* begin Provided entries *

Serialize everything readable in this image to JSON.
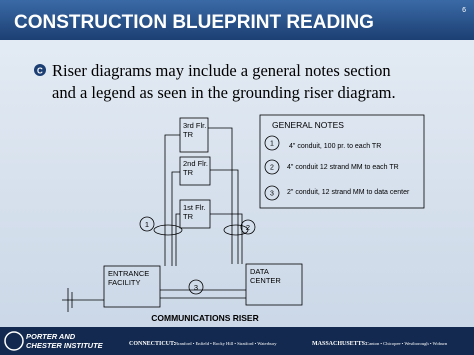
{
  "header": {
    "title": "CONSTRUCTION BLUEPRINT READING",
    "page_number": "6"
  },
  "bullet": {
    "lines": [
      "Riser diagrams may include a general notes section",
      "and a legend as seen in the grounding riser diagram."
    ]
  },
  "diagram": {
    "rooms": [
      {
        "lines": [
          "3rd Flr.",
          "TR"
        ]
      },
      {
        "lines": [
          "2nd Flr.",
          "TR"
        ]
      },
      {
        "lines": [
          "1st Flr.",
          "TR"
        ]
      },
      {
        "lines": [
          "ENTRANCE",
          "FACILITY"
        ]
      },
      {
        "lines": [
          "DATA",
          "CENTER"
        ]
      }
    ],
    "markers": [
      "1",
      "2",
      "3"
    ],
    "caption": "COMMUNICATIONS RISER"
  },
  "general_notes": {
    "title": "GENERAL NOTES",
    "notes": [
      {
        "number": "1",
        "text": "4\" conduit, 100 pr. to each TR"
      },
      {
        "number": "2",
        "text": "4\" conduit 12 strand MM to each TR"
      },
      {
        "number": "3",
        "text": "2\" conduit, 12 strand MM to data center"
      }
    ]
  },
  "footer": {
    "logo_line1": "PORTER AND",
    "logo_line2": "CHESTER INSTITUTE",
    "ct_state": "CONNECTICUT:",
    "ct_towns": "Branford • Enfield • Rocky Hill • Stratford • Waterbury",
    "ma_state": "MASSACHUSETTS:",
    "ma_towns": "Canton • Chicopee • Westborough • Woburn"
  }
}
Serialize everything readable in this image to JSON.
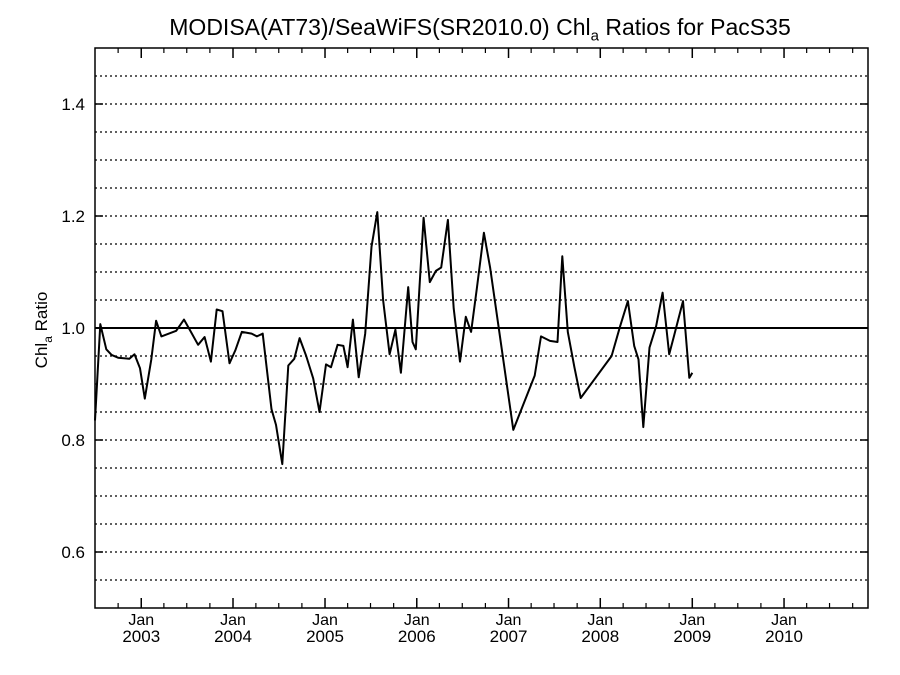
{
  "title": {
    "prefix": "MODISA(AT73)/SeaWiFS(SR2010.0)  Chl",
    "sub": "a",
    "suffix": " Ratios for PacS35"
  },
  "chart_data": {
    "type": "line",
    "title": "MODISA(AT73)/SeaWiFS(SR2010.0)  Chla Ratios for PacS35",
    "ylabel": "Chla Ratio",
    "ylabel_main": "Chl",
    "ylabel_sub": "a",
    "ylabel_rest": " Ratio",
    "xlabel": "",
    "xlim": [
      "2002-07-01",
      "2010-12-01"
    ],
    "ylim": [
      0.5,
      1.5
    ],
    "yticks": [
      0.6,
      0.8,
      1.0,
      1.2,
      1.4
    ],
    "ytick_labels": [
      "0.6",
      "0.8",
      "1.0",
      "1.2",
      "1.4"
    ],
    "xticks": [
      {
        "date": "2003-01-01",
        "month": "Jan",
        "year": "2003"
      },
      {
        "date": "2004-01-01",
        "month": "Jan",
        "year": "2004"
      },
      {
        "date": "2005-01-01",
        "month": "Jan",
        "year": "2005"
      },
      {
        "date": "2006-01-01",
        "month": "Jan",
        "year": "2006"
      },
      {
        "date": "2007-01-01",
        "month": "Jan",
        "year": "2007"
      },
      {
        "date": "2008-01-01",
        "month": "Jan",
        "year": "2008"
      },
      {
        "date": "2009-01-01",
        "month": "Jan",
        "year": "2009"
      },
      {
        "date": "2010-01-01",
        "month": "Jan",
        "year": "2010"
      }
    ],
    "reference_line": 1.0,
    "grid": "horizontal dotted every 0.05",
    "series": [
      {
        "points": [
          [
            "2002-07-01",
            0.835
          ],
          [
            "2002-07-22",
            1.007
          ],
          [
            "2002-08-15",
            0.962
          ],
          [
            "2002-09-05",
            0.952
          ],
          [
            "2002-10-01",
            0.947
          ],
          [
            "2002-11-15",
            0.945
          ],
          [
            "2002-12-05",
            0.953
          ],
          [
            "2002-12-27",
            0.928
          ],
          [
            "2003-01-15",
            0.874
          ],
          [
            "2003-02-10",
            0.944
          ],
          [
            "2003-03-01",
            1.013
          ],
          [
            "2003-03-22",
            0.985
          ],
          [
            "2003-05-20",
            0.995
          ],
          [
            "2003-06-20",
            1.015
          ],
          [
            "2003-07-15",
            0.995
          ],
          [
            "2003-08-15",
            0.97
          ],
          [
            "2003-09-10",
            0.984
          ],
          [
            "2003-10-05",
            0.94
          ],
          [
            "2003-10-28",
            1.033
          ],
          [
            "2003-11-20",
            1.03
          ],
          [
            "2003-12-18",
            0.937
          ],
          [
            "2004-01-10",
            0.96
          ],
          [
            "2004-02-05",
            0.993
          ],
          [
            "2004-03-15",
            0.99
          ],
          [
            "2004-04-05",
            0.985
          ],
          [
            "2004-04-28",
            0.99
          ],
          [
            "2004-06-02",
            0.855
          ],
          [
            "2004-06-20",
            0.827
          ],
          [
            "2004-07-15",
            0.757
          ],
          [
            "2004-08-08",
            0.933
          ],
          [
            "2004-09-01",
            0.945
          ],
          [
            "2004-09-22",
            0.982
          ],
          [
            "2004-10-18",
            0.95
          ],
          [
            "2004-11-15",
            0.91
          ],
          [
            "2004-12-10",
            0.85
          ],
          [
            "2005-01-05",
            0.935
          ],
          [
            "2005-01-25",
            0.93
          ],
          [
            "2005-02-20",
            0.97
          ],
          [
            "2005-03-15",
            0.968
          ],
          [
            "2005-04-01",
            0.93
          ],
          [
            "2005-04-22",
            1.015
          ],
          [
            "2005-05-15",
            0.912
          ],
          [
            "2005-06-10",
            0.99
          ],
          [
            "2005-07-05",
            1.145
          ],
          [
            "2005-07-28",
            1.207
          ],
          [
            "2005-08-20",
            1.05
          ],
          [
            "2005-09-15",
            0.953
          ],
          [
            "2005-10-08",
            0.997
          ],
          [
            "2005-10-30",
            0.92
          ],
          [
            "2005-11-28",
            1.073
          ],
          [
            "2005-12-15",
            0.975
          ],
          [
            "2005-12-28",
            0.962
          ],
          [
            "2006-01-28",
            1.197
          ],
          [
            "2006-02-22",
            1.082
          ],
          [
            "2006-03-18",
            1.102
          ],
          [
            "2006-04-08",
            1.108
          ],
          [
            "2006-05-05",
            1.193
          ],
          [
            "2006-05-28",
            1.035
          ],
          [
            "2006-06-22",
            0.94
          ],
          [
            "2006-07-15",
            1.02
          ],
          [
            "2006-08-05",
            0.993
          ],
          [
            "2006-08-28",
            1.07
          ],
          [
            "2006-09-25",
            1.17
          ],
          [
            "2006-10-20",
            1.107
          ],
          [
            "2006-12-05",
            0.963
          ],
          [
            "2007-01-20",
            0.818
          ],
          [
            "2007-04-15",
            0.915
          ],
          [
            "2007-05-10",
            0.985
          ],
          [
            "2007-06-15",
            0.977
          ],
          [
            "2007-07-15",
            0.975
          ],
          [
            "2007-08-03",
            1.128
          ],
          [
            "2007-08-25",
            0.993
          ],
          [
            "2007-09-20",
            0.93
          ],
          [
            "2007-10-15",
            0.875
          ],
          [
            "2008-02-15",
            0.95
          ],
          [
            "2008-03-20",
            1.003
          ],
          [
            "2008-04-20",
            1.048
          ],
          [
            "2008-05-15",
            0.968
          ],
          [
            "2008-06-01",
            0.944
          ],
          [
            "2008-06-20",
            0.823
          ],
          [
            "2008-07-15",
            0.965
          ],
          [
            "2008-08-10",
            1.003
          ],
          [
            "2008-09-05",
            1.063
          ],
          [
            "2008-10-01",
            0.953
          ],
          [
            "2008-10-20",
            0.985
          ],
          [
            "2008-11-25",
            1.048
          ],
          [
            "2008-12-20",
            0.911
          ],
          [
            "2009-01-01",
            0.92
          ]
        ]
      }
    ]
  }
}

* end Provided entries *

Check each line in the listing above for the string "Ratios", then report how many lines contain it, with no other text.

2